-- START OF Document --

Edge Case Handling in html-to-markdown

Overview

The html-to-markdown converter handles numerous edge cases and adversarial inputs with robust validation, error recovery, and fallback mechanisms. This skill documents binary detection, encoding issues, malformed HTML recovery, and other robustness strategies.

Binary File Detection

Multi-Layer Binary Detection Strategy

The converter implements multiple detection techniques to prevent binary data from being processed as HTML.

Layer 1: Magic Prefix Detection

Located in /crates/html-to-markdown/src/lib.rs (lines 50-57, 111-118):

const BINARY_MAGIC_PREFIXES: &[(&[u8], &str)] = &[
    (b"\x1F\x8B", "gzip-compressed data"),      // gzip
    (b"\x28\xB5\x2F\xFD", "zstd-compressed data"), // zstd
    (b"PK\x03\x04", "zip archive"),             // ZIP
    (b"PK\x05\x06", "zip archive"),
    (b"PK\x07\x08", "zip archive"),
    (b"%PDF-", "PDF data"),                      // PDF
];

fn detect_binary_magic(bytes: &[u8]) -> Option<&'static str> {
    for (prefix, label) in BINARY_MAGIC_PREFIXES {
        if bytes.starts_with(prefix) {
            return Some(*label);
        }
    }
    None
}

Detection Flow:

Input bytes
    |
    +-- Check for known magic signatures (first 4-8 bytes)
    |
    +-- Match found? Return error immediately
    |
    +-- No match? Continue to next detection layer

Example:

// Gzip-compressed file
let html = b"\x1F\x8B\x08\x00...gzipped content...".to_vec();
let result = convert(&String::from_utf8_lossy(&html), None);
// Error: "binary data detected (gzip-compressed data)"

Layer 2: UTF-16 Encoding Detection

Located in /crates/html-to-markdown/src/lib.rs (lines 120-147):

BOM (Byte Order Mark) Detection:

// UTF-16LE BOM
if bytes.starts_with(b"\xFF\xFE") {
    return Some("UTF-16LE BOM");
}

// UTF-16BE BOM
if bytes.starts_with(b"\xFE\xFF") {
    return Some("UTF-16BE BOM");
}

Heuristic UTF-16 Detection (without BOM):

const BINARY_UTF16_NULL_RATIO: f64 = 0.2;  // 20% null bytes

// Count null bytes in sample
let nul_ratio = nul_count as f64 / sample_len as f64;
if nul_ratio < BINARY_UTF16_NULL_RATIO {
    return None;  // Not enough nulls for UTF-16
}

// UTF-16 has consistent null pattern (even or odd positions)

-- END OF Document --

Goals =>
1. According to the page on edge case handling in html-to-markdown, what label does the magic prefix check return for input that starts with "%PDF-"?
2. Pick up the page on edge case handling in html-to-markdown where it stops, and carry on with the heuristic UTF-16 detection.

-- START OF Raw records --

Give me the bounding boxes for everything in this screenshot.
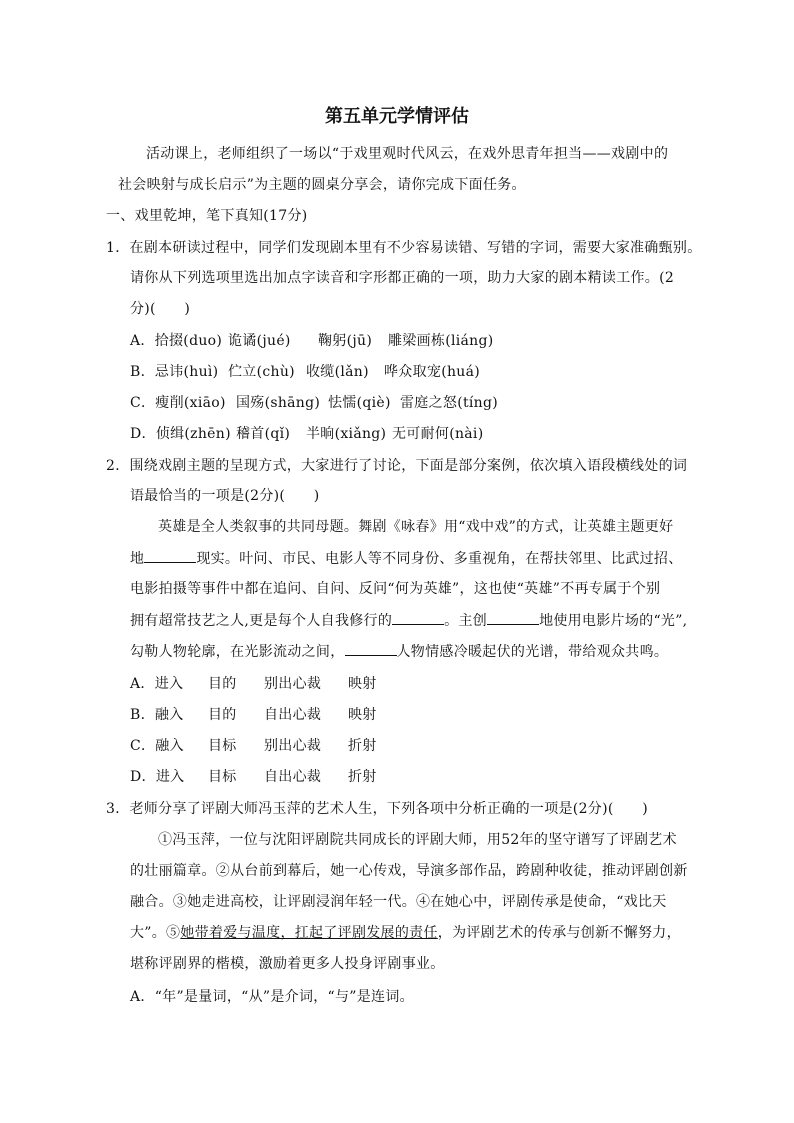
q1-option-a — [130, 331, 494, 351]
q2-passage-line-4 — [130, 610, 687, 631]
q1-d-3: 半晌(xiǎng) — [306, 426, 387, 442]
q3-text-4a: 大”。⑤ — [130, 925, 181, 941]
q2-passage-line-1: 英雄是全人类叙事的共同母题。舞剧《咏春》用“戏中戏”的方式，让英雄主题更好 — [158, 519, 674, 535]
q2-c-3: 别出心裁 — [264, 738, 322, 754]
q2-b-2: 目的 — [208, 707, 237, 723]
q2-d-4: 折射 — [348, 769, 377, 785]
page-title: 第五单元学情评估 — [325, 106, 469, 127]
answer-blank-2 — [392, 610, 444, 625]
q3-passage-line-1: ①冯玉萍，一位与沈阳评剧院共同成长的评剧大师，用52年的坚守谱写了评剧艺术 — [158, 832, 677, 848]
q1-line-1: 1．在剧本研读过程中，同学们发现剧本里有不少容易读错、写错的字词，需要大家准确甄别。 — [106, 240, 702, 256]
answer-blank-1 — [144, 548, 196, 563]
q1-c-3: 怯懦(qiè) — [328, 395, 391, 411]
q1-c-4: 雷庭之怒(tíng) — [400, 395, 499, 411]
q3-passage-line-5: 堪称评剧界的楷模，激励着更多人投身评剧事业。 — [130, 956, 445, 972]
q2-option-c — [130, 736, 377, 756]
q3-option-a: A．“年”是量词，“从”是介词，“与”是连词。 — [130, 989, 414, 1005]
q2-text-4c: 地使用电影片场的“光”, — [539, 613, 688, 629]
q3-passage-line-4 — [130, 923, 681, 943]
q1-b-2: 伫立(chù) — [228, 364, 295, 380]
q2-option-a — [130, 674, 377, 694]
q2-text-5a: 勾勒人物轮廓，在光影流动之间， — [130, 644, 345, 660]
q2-a-3: 别出心裁 — [264, 676, 322, 692]
q2-passage-line-5 — [130, 641, 668, 662]
q2-b-4: 映射 — [348, 707, 377, 723]
q1-option-d — [130, 424, 483, 444]
q3-line-1: 3．老师分享了评剧大师冯玉萍的艺术人生，下列各项中分析正确的一项是(2分)( ) — [106, 801, 648, 817]
q1-option-b — [130, 362, 480, 382]
q2-passage-line-2 — [130, 548, 683, 569]
answer-blank-3 — [487, 610, 539, 625]
q2-line-2: 语最恰当的一项是(2分)( ) — [130, 488, 320, 504]
q2-b-1: B．融入 — [130, 707, 184, 723]
q2-line-1: 2．围绕戏剧主题的呈现方式，大家进行了讨论，下面是部分案例，依次填入语段横线处的词 — [106, 458, 688, 474]
q2-d-1: D．进入 — [130, 769, 185, 785]
q1-c-2: 国殇(shāng) — [236, 395, 321, 411]
q2-passage-line-3: 电影拍摄等事件中都在追问、自问、反问“何为英雄”，这也使“英雄”不再专属于个别 — [130, 581, 661, 597]
q2-text-5b: 人物情感冷暖起伏的光谱，带给观众共鸣。 — [396, 644, 669, 660]
q1-a-3: 鞠躬(jū) — [318, 333, 373, 349]
q2-c-1: C．融入 — [130, 738, 184, 754]
q2-option-b — [130, 705, 377, 725]
q2-a-1: A．进入 — [130, 676, 184, 692]
intro-line-1: 活动课上，老师组织了一场以“于戏里观时代风云，在戏外思青年担当——戏剧中的 — [146, 146, 669, 162]
q1-a-2: 诡谲(jué) — [228, 333, 291, 349]
q2-d-2: 目标 — [208, 769, 237, 785]
q1-b-3: 收缆(lǎn) — [306, 364, 369, 380]
q2-a-4: 映射 — [348, 676, 377, 692]
q1-b-1: B．忌讳(huì) — [130, 364, 219, 380]
q2-option-d — [130, 767, 377, 787]
q2-b-3: 自出心裁 — [264, 707, 322, 723]
q2-text-2a: 地 — [130, 551, 145, 567]
q1-d-1: D．侦缉(zhēn) — [130, 426, 231, 442]
q1-option-c — [130, 393, 498, 413]
q2-text-4b: 。主创 — [444, 613, 488, 629]
q3-passage-line-2: 的壮丽篇章。②从台前到幕后，她一心传戏，导演多部作品，跨剧种收徒，推动评剧创新 — [130, 863, 688, 879]
q2-text-2b: 现实。叶问、市民、电影人等不同身份、多重视角，在帮扶邻里、比武过招、 — [196, 551, 683, 567]
intro-line-2: 社会映射与成长启示”为主题的圆桌分享会，请你完成下面任务。 — [118, 177, 526, 193]
section-heading: 一、戏里乾坤，笔下真知(17分) — [106, 208, 308, 224]
q3-text-4b: ，为评剧艺术的传承与创新不懈努力， — [437, 925, 681, 941]
q3-underlined-sentence: 她带着爱与温度，扛起了评剧发展的责任 — [180, 925, 438, 941]
q1-a-4: 雕梁画栋(liáng) — [388, 333, 494, 349]
q1-b-4: 哗众取宠(huá) — [384, 364, 481, 380]
q3-passage-line-3: 融合。③她走进高校，让评剧浸润年轻一代。④在她心中，评剧传承是使命，“戏比天 — [130, 894, 667, 910]
q1-line-2: 请你从下列选项里选出加点字读音和字形都正确的一项，助力大家的剧本精读工作。(2 — [130, 270, 675, 286]
q1-a-1: A．拾掇(duo) — [130, 333, 223, 349]
q1-line-3: 分)( ) — [130, 301, 191, 317]
q2-a-2: 目的 — [208, 676, 237, 692]
q2-d-3: 自出心裁 — [264, 769, 322, 785]
q2-c-2: 目标 — [208, 738, 237, 754]
q2-c-4: 折射 — [348, 738, 377, 754]
q1-d-2: 稽首(qǐ) — [236, 426, 291, 442]
q1-c-1: C．瘦削(xiāo) — [130, 395, 226, 411]
q1-d-4: 无可耐何(nài) — [392, 426, 484, 442]
answer-blank-4 — [345, 641, 397, 656]
q2-text-4a: 拥有超常技艺之人,更是每个人自我修行的 — [130, 613, 393, 629]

-- END OF Raw records --

Outputs by task =>
1. "PDF data"

2.
let dominant_ratio = (even_nul_count.max(odd_nul_count) as f64) / nul_count as f64;
if dominant_ratio >= 0.9 {
    return Some("UTF-16 data without BOM");
}

Examples:

UTF-16LE without BOM: <\0h\0t\0m\0l\0>\0
- Nulls at even indices (2, 4, 6, 8, 10, 12)
- Detected as UTF-16 heuristic

UTF-16BE without BOM: \0<\0h\0t\0m\0l\0>
- Nulls at odd indices (1, 3, 5, 7, 9, 11)
- Detected as UTF-16 heuristic

Layer 3: Control Character Detection

Located in /crates/html-to-markdown/src/lib.rs (lines 71-106):

const BINARY_SCAN_LIMIT: usize = 8192;      // Scan first 8KB
const BINARY_CONTROL_RATIO: f64 = 0.3;      // 30% threshold

fn validate_input(html: &str) -> Result<()> {
    let bytes = html.as_bytes();
    if bytes.is_empty() {
        return Ok(());
    }

    // Check magic prefixes first
    if let Some(label) = detect_binary_magic(bytes) {
        return Err(ConversionError::InvalidInput(format!(
            "binary data detected ({label}); decode/decompress to UTF-8 HTML first"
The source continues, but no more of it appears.